*Exercise directions:*
When a line of the entries below contains "name", it counts once; state how many such lines there are and nothing else.
───── Input records
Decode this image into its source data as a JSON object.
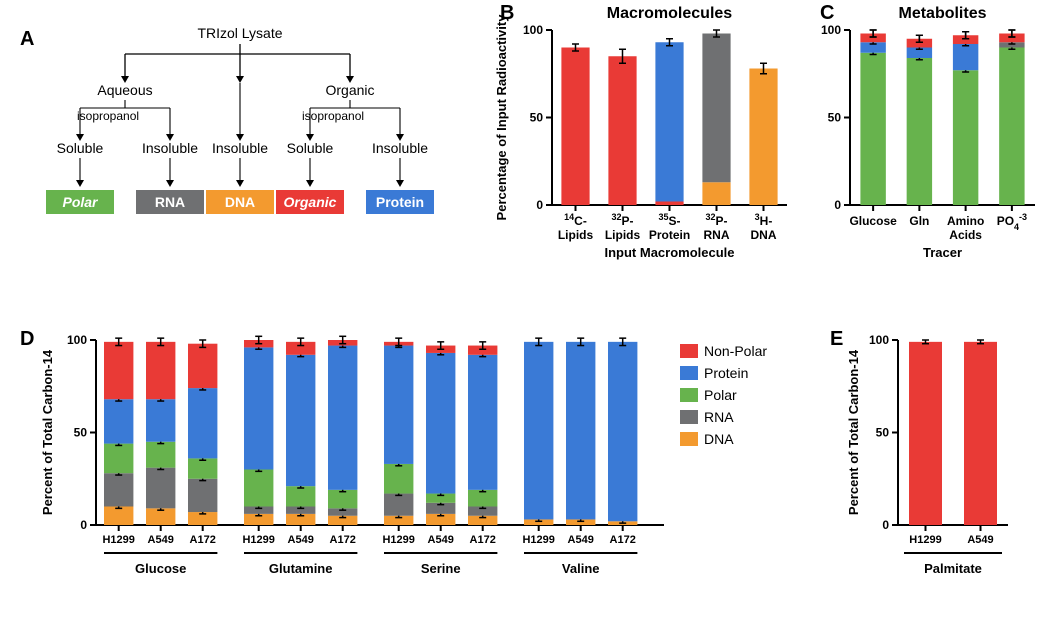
{
  "colors": {
    "nonpolar": "#e93a36",
    "protein": "#3a7ad6",
    "polar": "#67b34d",
    "rna": "#6f7072",
    "dna": "#f39a2f",
    "axis": "#000000",
    "text": "#000000",
    "err": "#000000"
  },
  "panelA": {
    "label": "A",
    "root": "TRIzol Lysate",
    "mid": [
      {
        "label": "Aqueous"
      },
      {
        "label": "Organic"
      }
    ],
    "smallL": "isopropanol",
    "smallR": "isopropanol",
    "leaves": [
      {
        "label": "Soluble"
      },
      {
        "label": "Insoluble"
      },
      {
        "label": "Insoluble"
      },
      {
        "label": "Soluble"
      },
      {
        "label": "Insoluble"
      }
    ],
    "boxes": [
      {
        "label": "Polar",
        "color": "polar",
        "italic": true
      },
      {
        "label": "RNA",
        "color": "rna",
        "italic": false
      },
      {
        "label": "DNA",
        "color": "dna",
        "italic": false
      },
      {
        "label": "Organic",
        "color": "nonpolar",
        "italic": true
      },
      {
        "label": "Protein",
        "color": "protein",
        "italic": false
      }
    ]
  },
  "panelB": {
    "label": "B",
    "title": "Macromolecules",
    "ytitle": "Percentage of Input Radioactivity",
    "xtitle": "Input Macromolecule",
    "ylim": [
      0,
      100
    ],
    "yticks": [
      0,
      50,
      100
    ],
    "bar_width": 0.6,
    "bars": [
      {
        "xlab": "<tspan font-size='9' baseline-shift='super'>14</tspan>C-\nLipids",
        "stack": [
          {
            "c": "nonpolar",
            "v": 90
          }
        ],
        "err": 2
      },
      {
        "xlab": "<tspan font-size='9' baseline-shift='super'>32</tspan>P-\nLipids",
        "stack": [
          {
            "c": "nonpolar",
            "v": 85
          }
        ],
        "err": 4
      },
      {
        "xlab": "<tspan font-size='9' baseline-shift='super'>35</tspan>S-\nProtein",
        "stack": [
          {
            "c": "nonpolar",
            "v": 2
          },
          {
            "c": "protein",
            "v": 91
          }
        ],
        "err": 2
      },
      {
        "xlab": "<tspan font-size='9' baseline-shift='super'>32</tspan>P-\nRNA",
        "stack": [
          {
            "c": "dna",
            "v": 13
          },
          {
            "c": "rna",
            "v": 85
          }
        ],
        "err": 2
      },
      {
        "xlab": "<tspan font-size='9' baseline-shift='super'>3</tspan>H-\nDNA",
        "stack": [
          {
            "c": "dna",
            "v": 78
          }
        ],
        "err": 3
      }
    ]
  },
  "panelC": {
    "label": "C",
    "title": "Metabolites",
    "xtitle": "Tracer",
    "ylim": [
      0,
      100
    ],
    "yticks": [
      0,
      50,
      100
    ],
    "bar_width": 0.55,
    "bars": [
      {
        "xlab": "Glucose",
        "stack": [
          {
            "c": "polar",
            "v": 87
          },
          {
            "c": "protein",
            "v": 6
          },
          {
            "c": "nonpolar",
            "v": 5
          }
        ],
        "err": 2
      },
      {
        "xlab": "Gln",
        "stack": [
          {
            "c": "polar",
            "v": 84
          },
          {
            "c": "protein",
            "v": 6
          },
          {
            "c": "nonpolar",
            "v": 5
          }
        ],
        "err": 2
      },
      {
        "xlab": "Amino\nAcids",
        "stack": [
          {
            "c": "polar",
            "v": 77
          },
          {
            "c": "protein",
            "v": 15
          },
          {
            "c": "nonpolar",
            "v": 5
          }
        ],
        "err": 2
      },
      {
        "xlab": "PO<tspan font-size='9' baseline-shift='sub'>4</tspan><tspan font-size='9' baseline-shift='super'>-3</tspan>",
        "stack": [
          {
            "c": "polar",
            "v": 90
          },
          {
            "c": "rna",
            "v": 3
          },
          {
            "c": "nonpolar",
            "v": 5
          }
        ],
        "err": 2
      }
    ]
  },
  "legendD": {
    "items": [
      {
        "c": "nonpolar",
        "label": "Non-Polar"
      },
      {
        "c": "protein",
        "label": "Protein"
      },
      {
        "c": "polar",
        "label": "Polar"
      },
      {
        "c": "rna",
        "label": "RNA"
      },
      {
        "c": "dna",
        "label": "DNA"
      }
    ]
  },
  "panelD": {
    "label": "D",
    "ytitle": "Percent of Total Carbon-14",
    "ylim": [
      0,
      100
    ],
    "yticks": [
      0,
      50,
      100
    ],
    "bar_width": 0.7,
    "groups": [
      {
        "group": "Glucose",
        "cells": [
          "H1299",
          "A549",
          "A172"
        ],
        "stacks": [
          [
            {
              "c": "dna",
              "v": 10
            },
            {
              "c": "rna",
              "v": 18
            },
            {
              "c": "polar",
              "v": 16
            },
            {
              "c": "protein",
              "v": 24
            },
            {
              "c": "nonpolar",
              "v": 31
            }
          ],
          [
            {
              "c": "dna",
              "v": 9
            },
            {
              "c": "rna",
              "v": 22
            },
            {
              "c": "polar",
              "v": 14
            },
            {
              "c": "protein",
              "v": 23
            },
            {
              "c": "nonpolar",
              "v": 31
            }
          ],
          [
            {
              "c": "dna",
              "v": 7
            },
            {
              "c": "rna",
              "v": 18
            },
            {
              "c": "polar",
              "v": 11
            },
            {
              "c": "protein",
              "v": 38
            },
            {
              "c": "nonpolar",
              "v": 24
            }
          ]
        ]
      },
      {
        "group": "Glutamine",
        "cells": [
          "H1299",
          "A549",
          "A172"
        ],
        "stacks": [
          [
            {
              "c": "dna",
              "v": 6
            },
            {
              "c": "rna",
              "v": 4
            },
            {
              "c": "polar",
              "v": 20
            },
            {
              "c": "protein",
              "v": 66
            },
            {
              "c": "nonpolar",
              "v": 4
            }
          ],
          [
            {
              "c": "dna",
              "v": 6
            },
            {
              "c": "rna",
              "v": 4
            },
            {
              "c": "polar",
              "v": 11
            },
            {
              "c": "protein",
              "v": 71
            },
            {
              "c": "nonpolar",
              "v": 7
            }
          ],
          [
            {
              "c": "dna",
              "v": 5
            },
            {
              "c": "rna",
              "v": 4
            },
            {
              "c": "polar",
              "v": 10
            },
            {
              "c": "protein",
              "v": 78
            },
            {
              "c": "nonpolar",
              "v": 3
            }
          ]
        ]
      },
      {
        "group": "Serine",
        "cells": [
          "H1299",
          "A549",
          "A172"
        ],
        "stacks": [
          [
            {
              "c": "dna",
              "v": 5
            },
            {
              "c": "rna",
              "v": 12
            },
            {
              "c": "polar",
              "v": 16
            },
            {
              "c": "protein",
              "v": 64
            },
            {
              "c": "nonpolar",
              "v": 2
            }
          ],
          [
            {
              "c": "dna",
              "v": 6
            },
            {
              "c": "rna",
              "v": 6
            },
            {
              "c": "polar",
              "v": 5
            },
            {
              "c": "protein",
              "v": 76
            },
            {
              "c": "nonpolar",
              "v": 4
            }
          ],
          [
            {
              "c": "dna",
              "v": 5
            },
            {
              "c": "rna",
              "v": 5
            },
            {
              "c": "polar",
              "v": 9
            },
            {
              "c": "protein",
              "v": 73
            },
            {
              "c": "nonpolar",
              "v": 5
            }
          ]
        ]
      },
      {
        "group": "Valine",
        "cells": [
          "H1299",
          "A549",
          "A172"
        ],
        "stacks": [
          [
            {
              "c": "dna",
              "v": 3
            },
            {
              "c": "protein",
              "v": 96
            }
          ],
          [
            {
              "c": "dna",
              "v": 3
            },
            {
              "c": "protein",
              "v": 96
            }
          ],
          [
            {
              "c": "dna",
              "v": 2
            },
            {
              "c": "protein",
              "v": 97
            }
          ]
        ]
      }
    ],
    "err": 2
  },
  "panelE": {
    "label": "E",
    "ytitle": "Percent of Total Carbon-14",
    "ylim": [
      0,
      100
    ],
    "yticks": [
      0,
      50,
      100
    ],
    "bar_width": 0.6,
    "group": "Palmitate",
    "bars": [
      {
        "xlab": "H1299",
        "stack": [
          {
            "c": "nonpolar",
            "v": 99
          }
        ]
      },
      {
        "xlab": "A549",
        "stack": [
          {
            "c": "nonpolar",
            "v": 99
          }
        ]
      }
    ]
  }
}
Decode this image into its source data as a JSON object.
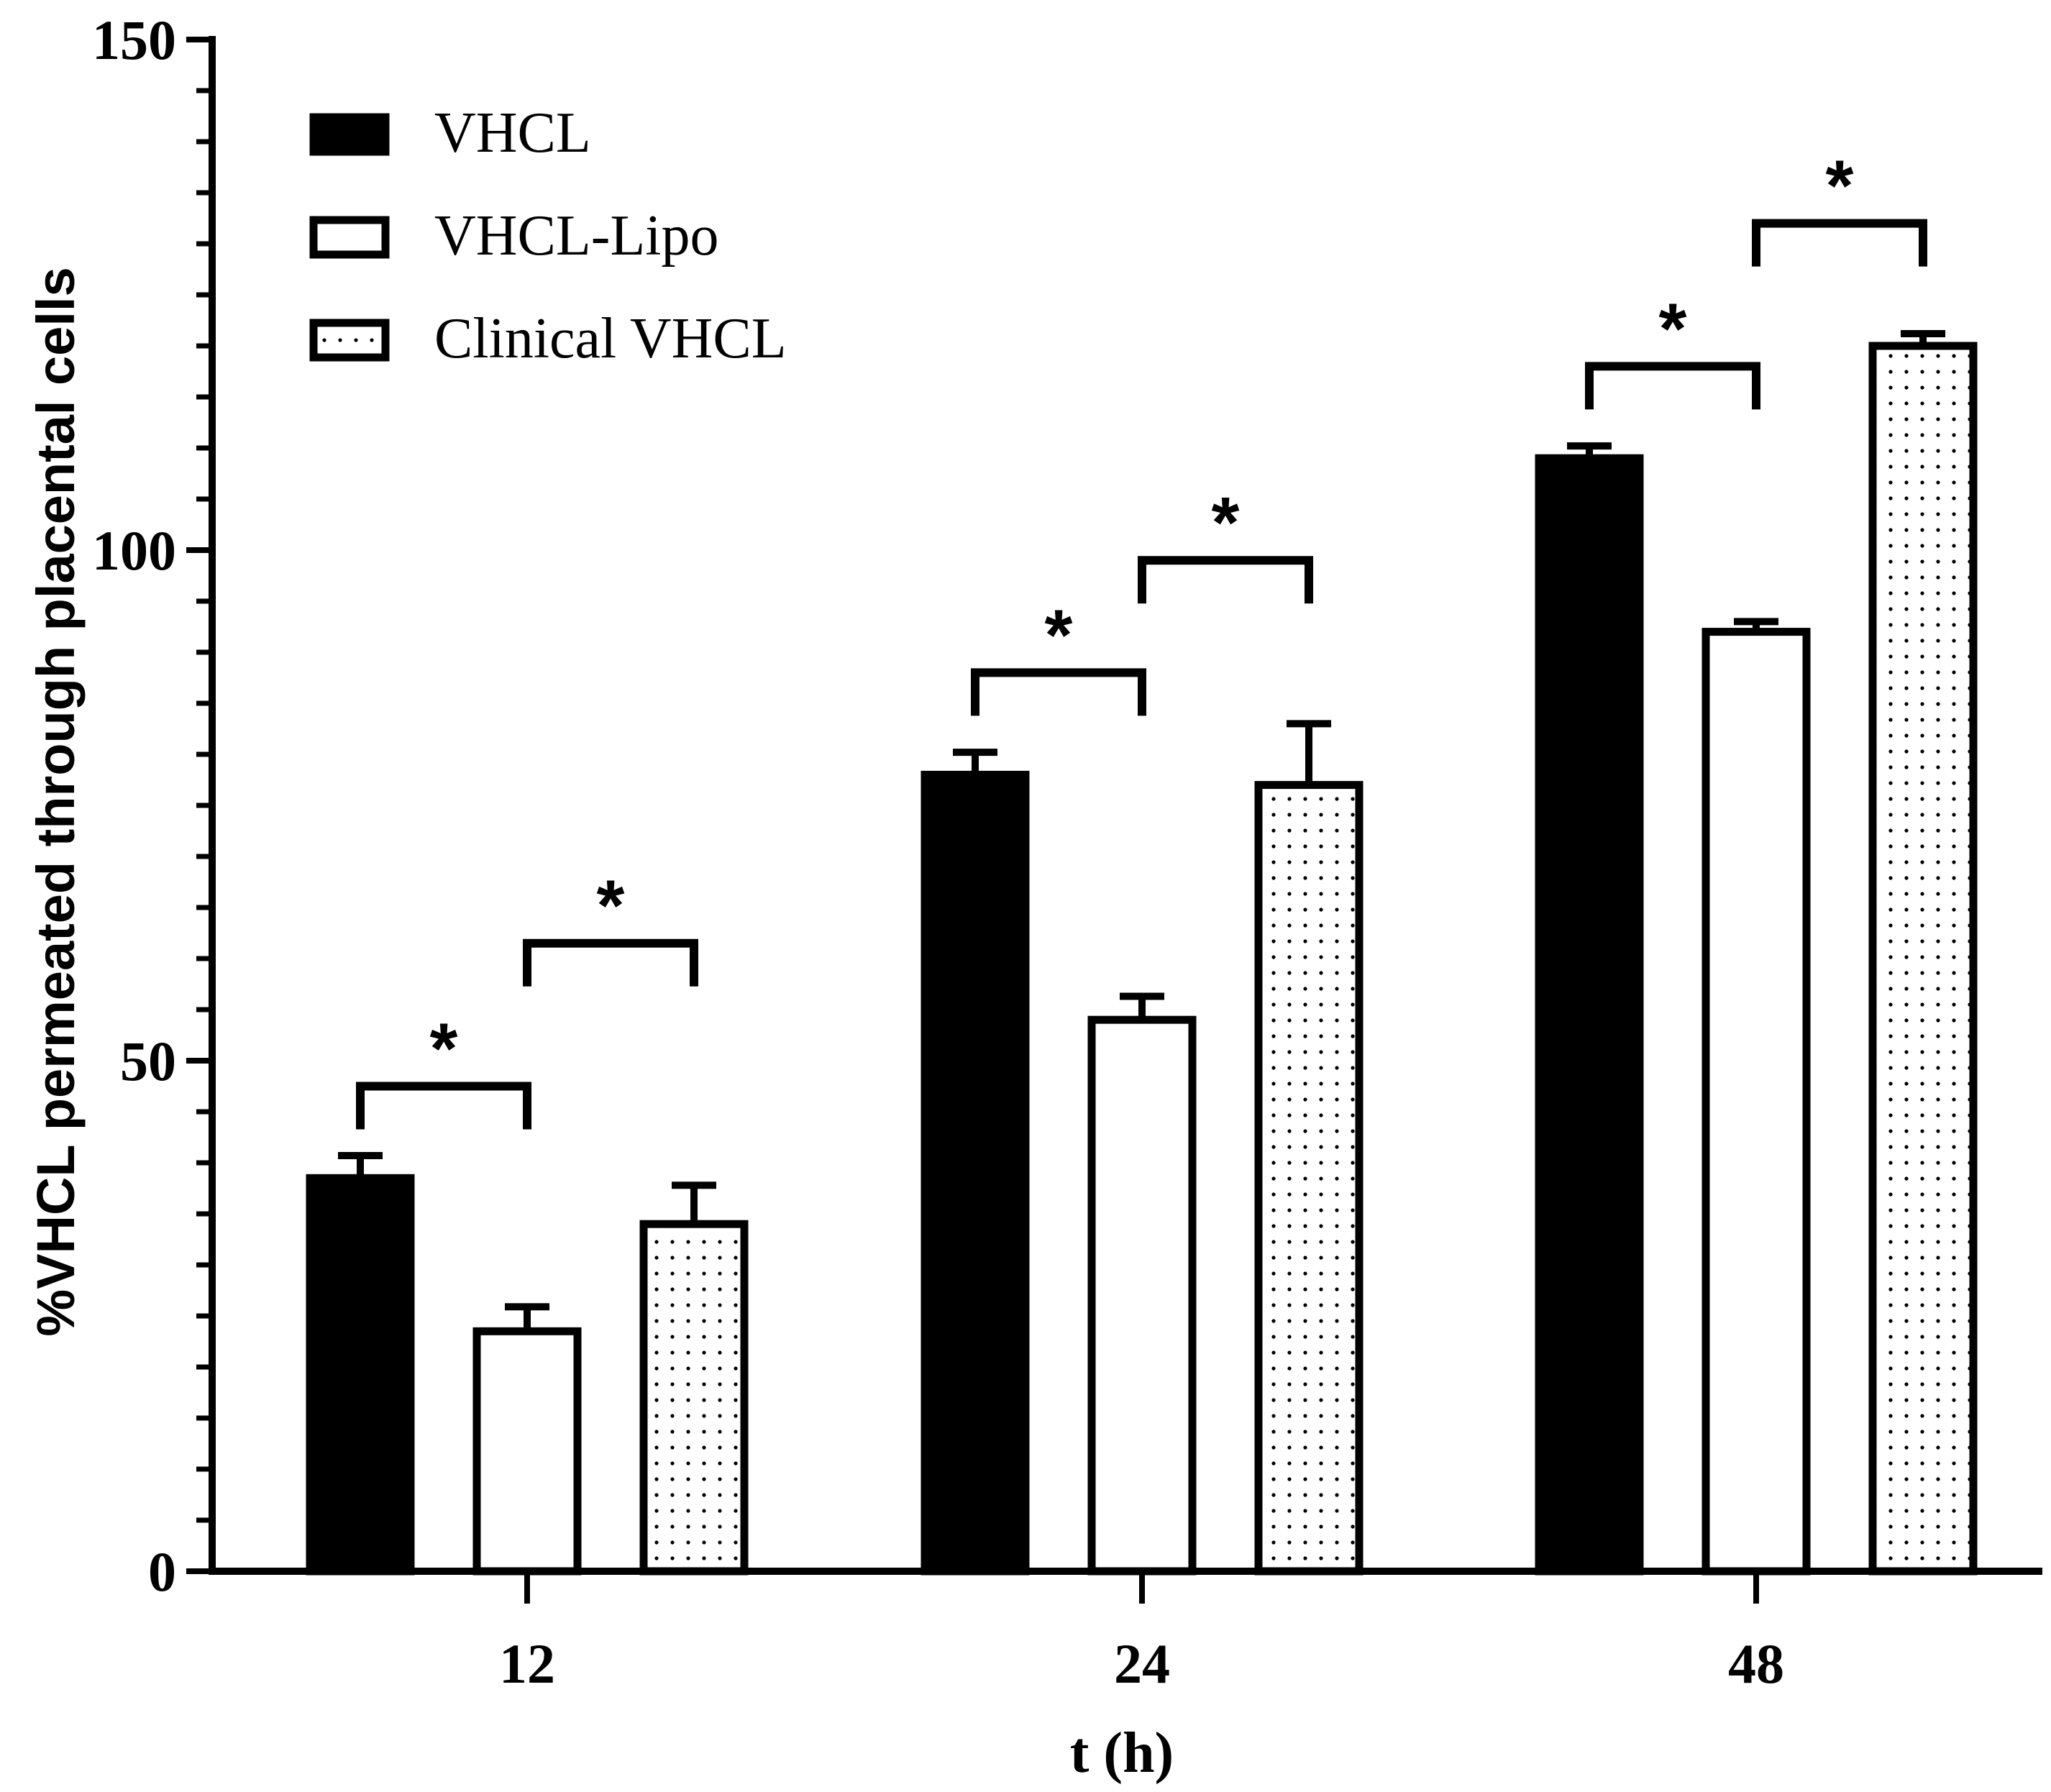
{
  "chart_data": {
    "type": "bar",
    "title": "",
    "xlabel": "t (h)",
    "ylabel": "%VHCL permeated through placental cells",
    "ylim": [
      0,
      150
    ],
    "yticks": [
      "0",
      "50",
      "100",
      "150"
    ],
    "categories": [
      "12",
      "24",
      "48"
    ],
    "series": [
      {
        "name": "VHCL",
        "values": [
          38.5,
          78,
          109
        ],
        "errors": [
          2.2,
          2.2,
          1.2
        ],
        "fill": "solid"
      },
      {
        "name": "VHCL-Lipo",
        "values": [
          23.5,
          54,
          92
        ],
        "errors": [
          2.4,
          2.3,
          1.0
        ],
        "fill": "white"
      },
      {
        "name": "Clinical VHCL",
        "values": [
          34,
          77,
          120
        ],
        "errors": [
          3.8,
          6.0,
          1.2
        ],
        "fill": "dotted"
      }
    ],
    "significance": [
      {
        "category": "12",
        "between": [
          "VHCL",
          "VHCL-Lipo"
        ],
        "label": "*",
        "level": 47.5
      },
      {
        "category": "12",
        "between": [
          "VHCL-Lipo",
          "Clinical VHCL"
        ],
        "label": "*",
        "level": 61.5
      },
      {
        "category": "24",
        "between": [
          "VHCL",
          "VHCL-Lipo"
        ],
        "label": "*",
        "level": 88
      },
      {
        "category": "24",
        "between": [
          "VHCL-Lipo",
          "Clinical VHCL"
        ],
        "label": "*",
        "level": 99
      },
      {
        "category": "48",
        "between": [
          "VHCL",
          "VHCL-Lipo"
        ],
        "label": "*",
        "level": 118
      },
      {
        "category": "48",
        "between": [
          "VHCL-Lipo",
          "Clinical VHCL"
        ],
        "label": "*",
        "level": 132
      }
    ],
    "legend_position": "top-left",
    "grid": false
  },
  "colors": {
    "bar_solid": "#000000",
    "bar_white": "#ffffff",
    "dot": "#000000",
    "axis": "#000000"
  }
}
──────────
*The completed task:*
3